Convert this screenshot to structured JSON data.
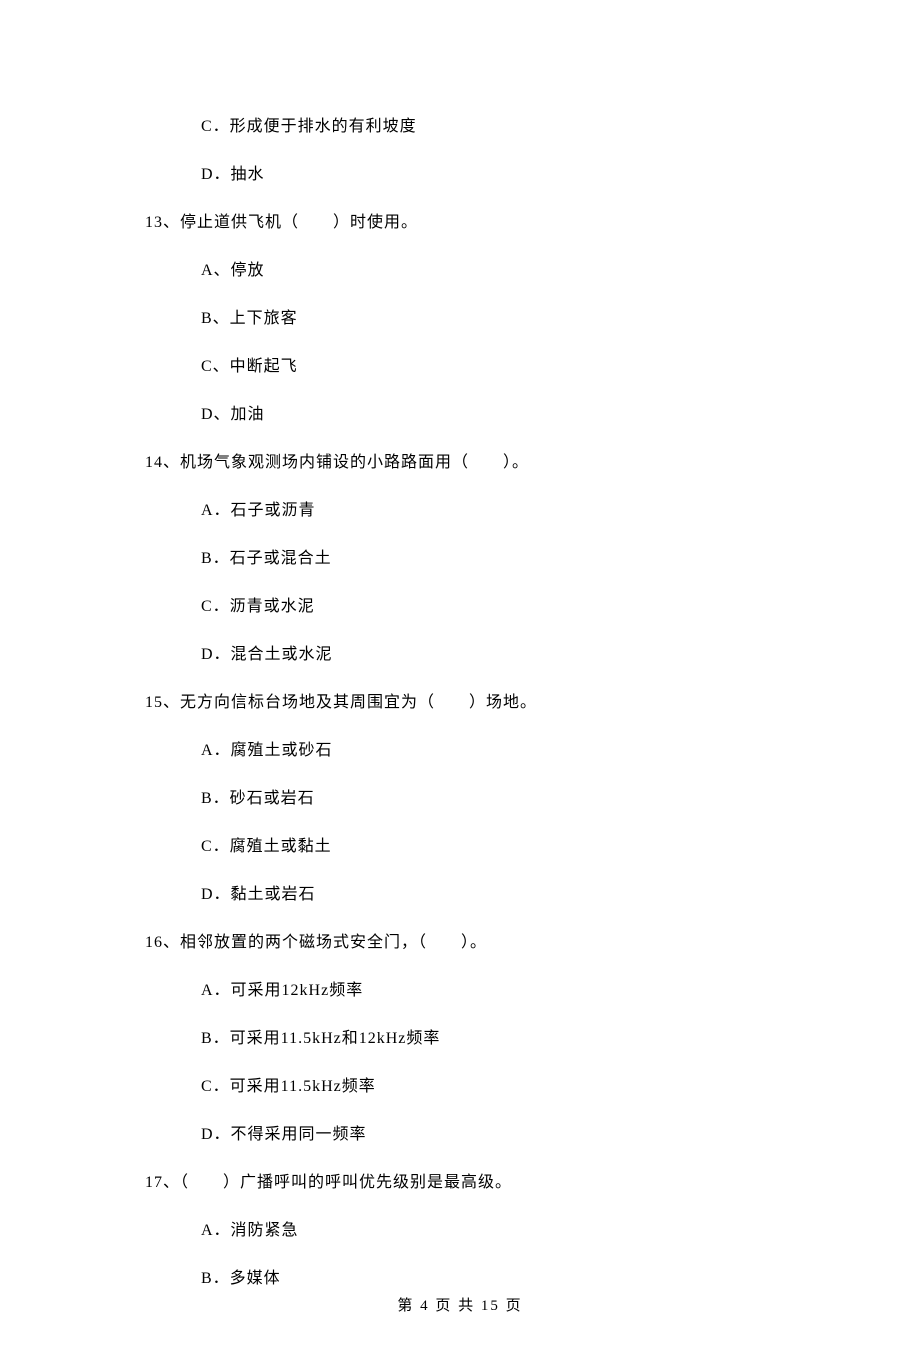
{
  "orphan_options": {
    "c": "C．形成便于排水的有利坡度",
    "d": "D．抽水"
  },
  "q13": {
    "stem": "13、停止道供飞机（　　）时使用。",
    "a": "A、停放",
    "b": "B、上下旅客",
    "c": "C、中断起飞",
    "d": "D、加油"
  },
  "q14": {
    "stem": "14、机场气象观测场内铺设的小路路面用（　　）。",
    "a": "A．石子或沥青",
    "b": "B．石子或混合土",
    "c": "C．沥青或水泥",
    "d": "D．混合土或水泥"
  },
  "q15": {
    "stem": "15、无方向信标台场地及其周围宜为（　　）场地。",
    "a": "A．腐殖土或砂石",
    "b": "B．砂石或岩石",
    "c": "C．腐殖土或黏土",
    "d": "D．黏土或岩石"
  },
  "q16": {
    "stem": "16、相邻放置的两个磁场式安全门，（　　）。",
    "a": "A．可采用12kHz频率",
    "b": "B．可采用11.5kHz和12kHz频率",
    "c": "C．可采用11.5kHz频率",
    "d": "D．不得采用同一频率"
  },
  "q17": {
    "stem": "17、（　　）广播呼叫的呼叫优先级别是最高级。",
    "a": "A．消防紧急",
    "b": "B．多媒体"
  },
  "footer": "第 4 页 共 15 页"
}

* [Work required] Pick out, from the lines above, every one that contains the string "stem".

* [Exercise result]
    "stem": "13、停止道供飞机（　　）时使用。",
    "stem": "14、机场气象观测场内铺设的小路路面用（　　）。",
    "stem": "15、无方向信标台场地及其周围宜为（　　）场地。",
    "stem": "16、相邻放置的两个磁场式安全门，（　　）。",
    "stem": "17、（　　）广播呼叫的呼叫优先级别是最高级。",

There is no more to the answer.